■ **Instruction**
Repeat the records in full and exactly, omitting pictures.
-- start of Raw data --
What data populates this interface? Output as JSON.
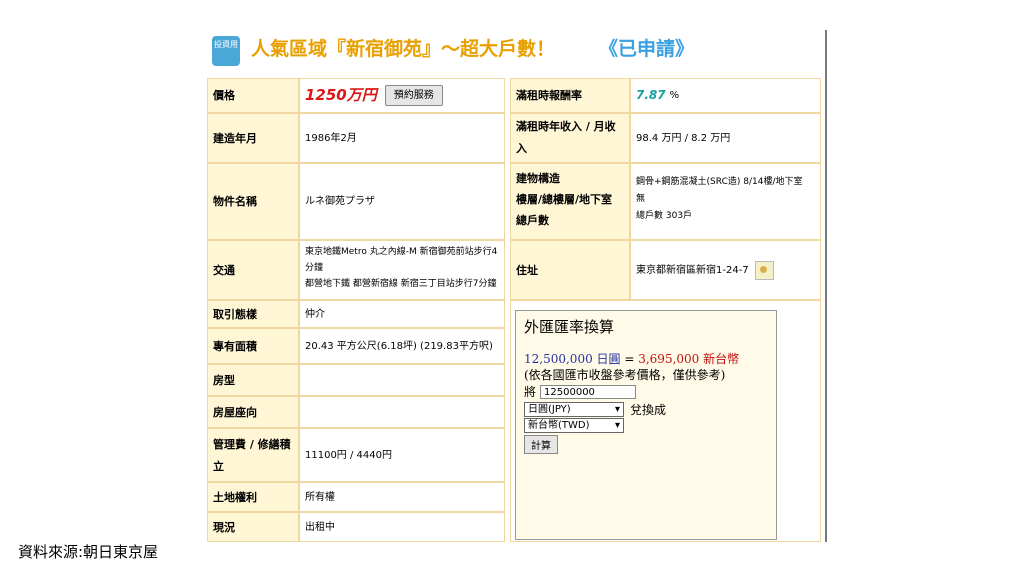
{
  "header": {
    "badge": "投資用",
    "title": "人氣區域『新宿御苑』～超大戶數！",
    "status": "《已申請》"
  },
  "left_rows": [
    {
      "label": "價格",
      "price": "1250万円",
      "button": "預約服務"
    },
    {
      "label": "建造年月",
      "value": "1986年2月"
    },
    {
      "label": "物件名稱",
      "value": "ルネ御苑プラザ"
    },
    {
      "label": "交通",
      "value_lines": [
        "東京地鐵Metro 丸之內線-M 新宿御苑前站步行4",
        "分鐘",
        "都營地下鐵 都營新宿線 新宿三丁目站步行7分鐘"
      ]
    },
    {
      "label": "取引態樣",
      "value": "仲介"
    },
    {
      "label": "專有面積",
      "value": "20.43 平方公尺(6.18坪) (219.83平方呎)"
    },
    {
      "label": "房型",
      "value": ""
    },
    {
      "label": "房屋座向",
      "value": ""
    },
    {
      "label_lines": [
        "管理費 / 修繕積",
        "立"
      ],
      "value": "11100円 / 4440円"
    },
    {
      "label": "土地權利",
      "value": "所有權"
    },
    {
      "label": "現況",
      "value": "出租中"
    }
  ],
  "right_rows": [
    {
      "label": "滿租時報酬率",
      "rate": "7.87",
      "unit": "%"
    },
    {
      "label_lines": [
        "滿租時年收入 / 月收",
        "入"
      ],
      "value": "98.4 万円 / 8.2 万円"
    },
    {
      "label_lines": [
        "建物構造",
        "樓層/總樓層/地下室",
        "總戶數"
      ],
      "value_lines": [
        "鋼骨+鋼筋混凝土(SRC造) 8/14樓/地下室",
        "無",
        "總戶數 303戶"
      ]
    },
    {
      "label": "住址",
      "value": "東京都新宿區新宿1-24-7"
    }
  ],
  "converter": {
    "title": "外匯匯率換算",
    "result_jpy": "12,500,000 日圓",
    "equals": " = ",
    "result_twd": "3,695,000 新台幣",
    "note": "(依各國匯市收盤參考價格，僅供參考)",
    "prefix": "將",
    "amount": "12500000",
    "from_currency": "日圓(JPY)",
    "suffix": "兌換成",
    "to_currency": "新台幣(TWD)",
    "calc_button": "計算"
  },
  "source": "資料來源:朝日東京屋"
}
-- end of Raw data --
■ **Solution below**
What data populates this interface? Output as JSON.
{
  "header": {
    "badge": "投資用",
    "title": "人氣區域『新宿御苑』～超大戶數！",
    "status": "《已申請》"
  },
  "left_rows": [
    {
      "label": "價格",
      "price": "1250万円",
      "button": "預約服務"
    },
    {
      "label": "建造年月",
      "value": "1986年2月"
    },
    {
      "label": "物件名稱",
      "value": "ルネ御苑プラザ"
    },
    {
      "label": "交通",
      "value_lines": [
        "東京地鐵Metro 丸之內線-M 新宿御苑前站步行4",
        "分鐘",
        "都營地下鐵 都營新宿線 新宿三丁目站步行7分鐘"
      ]
    },
    {
      "label": "取引態樣",
      "value": "仲介"
    },
    {
      "label": "專有面積",
      "value": "20.43 平方公尺(6.18坪) (219.83平方呎)"
    },
    {
      "label": "房型",
      "value": ""
    },
    {
      "label": "房屋座向",
      "value": ""
    },
    {
      "label_lines": [
        "管理費 / 修繕積",
        "立"
      ],
      "value": "11100円 / 4440円"
    },
    {
      "label": "土地權利",
      "value": "所有權"
    },
    {
      "label": "現況",
      "value": "出租中"
    }
  ],
  "right_rows": [
    {
      "label": "滿租時報酬率",
      "rate": "7.87",
      "unit": "%"
    },
    {
      "label_lines": [
        "滿租時年收入 / 月收",
        "入"
      ],
      "value": "98.4 万円 / 8.2 万円"
    },
    {
      "label_lines": [
        "建物構造",
        "樓層/總樓層/地下室",
        "總戶數"
      ],
      "value_lines": [
        "鋼骨+鋼筋混凝土(SRC造) 8/14樓/地下室",
        "無",
        "總戶數 303戶"
      ]
    },
    {
      "label": "住址",
      "value": "東京都新宿區新宿1-24-7"
    }
  ],
  "converter": {
    "title": "外匯匯率換算",
    "result_jpy": "12,500,000 日圓",
    "equals": " = ",
    "result_twd": "3,695,000 新台幣",
    "note": "(依各國匯市收盤參考價格，僅供參考)",
    "prefix": "將",
    "amount": "12500000",
    "from_currency": "日圓(JPY)",
    "suffix": "兌換成",
    "to_currency": "新台幣(TWD)",
    "calc_button": "計算"
  },
  "source": "資料來源:朝日東京屋"
}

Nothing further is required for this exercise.